__Passage for review__.
= Kapitoil =

2010 novel by Teddy Wayne

First edition

Kapitoil is a 2010 novel by Teddy Wayne published by Harper Perennial.

==Summary==

In the summary of Michael K. Walonen,
Kapitoil recounts three months in the life of Karim Issar, a young Qatarian computer scientist/businessman who has traveled to Manhattan in October 1999 to work for an investment firm debugging its computer system in anticipation of Y2K. In short order Karim develops a program he names Kapitoil that allows high profit gain through predicting fluctuations in the oil futures market by clandestinely monitoring the language of news reports on the Middle East and using algorithms to anticipate how the perceptions of world events they generate will impact the market. The success of Karim’s program leads him to advance rapidly in his firm while a romantic relationship with a co-worker blossoms, but moral conflict encroaches when he is faced with the choice of selling the intellectual property rights to his boss or disseminating them freely through an academic paper suggesting the applicability of its predictive mechanism to dealing with outbreaks of disease in the developing world. The narrative ends with Karim choosing the latter course and boarding a plane back to Qatar, where he will study biology to help further his epidemiology project and work in the small store owned by his father, with whom he has had a strained relationship for some time.
Issar's liberation from the narrow world-views of neoliberal finance is achieved partly through his reading of The Grapes of Wrath and Of Mice and Men by John Steinbeck.

__What the task requires__. Please rewrite the Kapitoil article from "Issar's liberation from" to "by John Steinbeck.", substituting "global banking" for "neoliberal finance". The records have nothing to do with the Kapitoil article.

__Data records__.
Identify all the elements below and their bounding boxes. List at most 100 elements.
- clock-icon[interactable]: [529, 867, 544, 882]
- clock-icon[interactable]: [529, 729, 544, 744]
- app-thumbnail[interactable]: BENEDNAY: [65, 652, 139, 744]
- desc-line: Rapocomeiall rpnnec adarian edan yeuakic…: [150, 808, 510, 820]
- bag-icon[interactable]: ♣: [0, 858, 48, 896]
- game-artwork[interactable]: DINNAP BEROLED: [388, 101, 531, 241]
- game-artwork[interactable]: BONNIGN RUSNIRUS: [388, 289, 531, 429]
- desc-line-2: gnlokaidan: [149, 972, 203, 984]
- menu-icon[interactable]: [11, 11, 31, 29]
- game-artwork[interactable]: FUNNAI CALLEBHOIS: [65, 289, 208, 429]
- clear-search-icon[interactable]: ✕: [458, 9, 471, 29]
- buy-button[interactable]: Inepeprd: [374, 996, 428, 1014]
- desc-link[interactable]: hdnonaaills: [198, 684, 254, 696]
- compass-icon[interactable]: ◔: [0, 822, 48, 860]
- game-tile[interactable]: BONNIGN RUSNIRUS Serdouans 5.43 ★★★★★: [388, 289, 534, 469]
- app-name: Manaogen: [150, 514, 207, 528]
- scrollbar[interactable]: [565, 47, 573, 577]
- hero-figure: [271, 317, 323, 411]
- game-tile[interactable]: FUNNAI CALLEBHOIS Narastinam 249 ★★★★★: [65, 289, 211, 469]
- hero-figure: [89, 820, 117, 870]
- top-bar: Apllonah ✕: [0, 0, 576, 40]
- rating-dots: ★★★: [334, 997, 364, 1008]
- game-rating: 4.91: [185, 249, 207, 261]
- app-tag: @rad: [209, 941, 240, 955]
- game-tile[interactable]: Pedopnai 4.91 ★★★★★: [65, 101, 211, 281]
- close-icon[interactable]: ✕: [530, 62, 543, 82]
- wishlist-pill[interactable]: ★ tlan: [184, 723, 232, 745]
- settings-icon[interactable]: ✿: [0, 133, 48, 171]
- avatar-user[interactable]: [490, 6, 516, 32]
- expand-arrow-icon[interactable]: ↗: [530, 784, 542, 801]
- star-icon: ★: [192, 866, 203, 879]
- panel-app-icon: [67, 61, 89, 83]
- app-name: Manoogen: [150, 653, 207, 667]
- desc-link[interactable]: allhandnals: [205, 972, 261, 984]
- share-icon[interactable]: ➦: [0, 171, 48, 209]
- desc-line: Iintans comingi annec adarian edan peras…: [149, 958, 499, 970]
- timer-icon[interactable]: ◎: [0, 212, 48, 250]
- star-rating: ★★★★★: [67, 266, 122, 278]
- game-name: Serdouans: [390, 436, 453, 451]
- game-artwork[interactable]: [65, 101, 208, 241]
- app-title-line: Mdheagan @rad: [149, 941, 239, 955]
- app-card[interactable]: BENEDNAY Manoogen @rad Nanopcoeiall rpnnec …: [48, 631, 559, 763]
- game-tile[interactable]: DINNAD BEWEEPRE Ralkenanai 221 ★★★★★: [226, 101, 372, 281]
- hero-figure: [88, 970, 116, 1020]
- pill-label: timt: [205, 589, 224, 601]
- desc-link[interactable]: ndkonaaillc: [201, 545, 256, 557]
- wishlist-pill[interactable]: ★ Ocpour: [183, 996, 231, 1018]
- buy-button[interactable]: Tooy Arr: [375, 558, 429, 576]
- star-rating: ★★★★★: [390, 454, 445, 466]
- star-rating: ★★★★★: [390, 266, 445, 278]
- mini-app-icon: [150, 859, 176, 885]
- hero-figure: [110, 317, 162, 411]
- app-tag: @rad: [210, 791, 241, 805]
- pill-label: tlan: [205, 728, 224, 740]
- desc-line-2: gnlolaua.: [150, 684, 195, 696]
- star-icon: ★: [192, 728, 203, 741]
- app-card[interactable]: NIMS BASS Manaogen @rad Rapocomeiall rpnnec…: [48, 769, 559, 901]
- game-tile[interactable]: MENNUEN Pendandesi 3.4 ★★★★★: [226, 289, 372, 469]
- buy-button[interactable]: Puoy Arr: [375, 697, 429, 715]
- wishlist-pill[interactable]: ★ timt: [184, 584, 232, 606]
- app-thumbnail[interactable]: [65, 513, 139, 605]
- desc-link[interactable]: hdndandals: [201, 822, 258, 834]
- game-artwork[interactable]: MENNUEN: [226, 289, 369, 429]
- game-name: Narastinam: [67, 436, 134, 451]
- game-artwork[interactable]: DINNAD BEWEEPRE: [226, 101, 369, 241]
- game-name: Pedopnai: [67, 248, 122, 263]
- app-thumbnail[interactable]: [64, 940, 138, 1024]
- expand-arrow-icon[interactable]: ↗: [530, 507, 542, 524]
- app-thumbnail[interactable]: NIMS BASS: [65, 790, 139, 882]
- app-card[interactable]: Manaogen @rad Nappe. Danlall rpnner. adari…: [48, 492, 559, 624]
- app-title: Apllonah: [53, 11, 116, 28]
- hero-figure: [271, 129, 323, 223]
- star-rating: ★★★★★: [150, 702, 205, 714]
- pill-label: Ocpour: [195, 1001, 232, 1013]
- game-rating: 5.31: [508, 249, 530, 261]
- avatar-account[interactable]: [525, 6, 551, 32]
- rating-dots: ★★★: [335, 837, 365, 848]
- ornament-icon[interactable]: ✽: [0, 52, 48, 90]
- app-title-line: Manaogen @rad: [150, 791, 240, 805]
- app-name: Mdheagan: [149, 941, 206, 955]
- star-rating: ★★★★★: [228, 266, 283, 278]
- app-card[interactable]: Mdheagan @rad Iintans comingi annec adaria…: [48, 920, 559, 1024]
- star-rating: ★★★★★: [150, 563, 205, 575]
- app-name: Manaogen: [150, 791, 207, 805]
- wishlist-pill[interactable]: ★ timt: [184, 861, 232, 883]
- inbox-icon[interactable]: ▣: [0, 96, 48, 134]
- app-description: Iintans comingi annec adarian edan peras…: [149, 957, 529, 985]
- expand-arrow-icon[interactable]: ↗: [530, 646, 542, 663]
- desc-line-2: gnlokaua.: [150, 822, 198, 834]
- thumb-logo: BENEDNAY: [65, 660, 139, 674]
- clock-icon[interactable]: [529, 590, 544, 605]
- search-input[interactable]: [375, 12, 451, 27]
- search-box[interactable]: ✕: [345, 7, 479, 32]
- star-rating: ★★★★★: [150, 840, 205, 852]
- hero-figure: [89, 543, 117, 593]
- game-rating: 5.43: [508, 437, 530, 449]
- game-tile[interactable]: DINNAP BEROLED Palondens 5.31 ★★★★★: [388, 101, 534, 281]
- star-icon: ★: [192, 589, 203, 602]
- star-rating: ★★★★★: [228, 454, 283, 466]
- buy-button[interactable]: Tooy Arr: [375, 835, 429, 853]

__Task answer__.
Issar's liberation from the narrow world-views of global banking is achieved partly through his reading of The Grapes of Wrath and Of Mice and Men by John Steinbeck.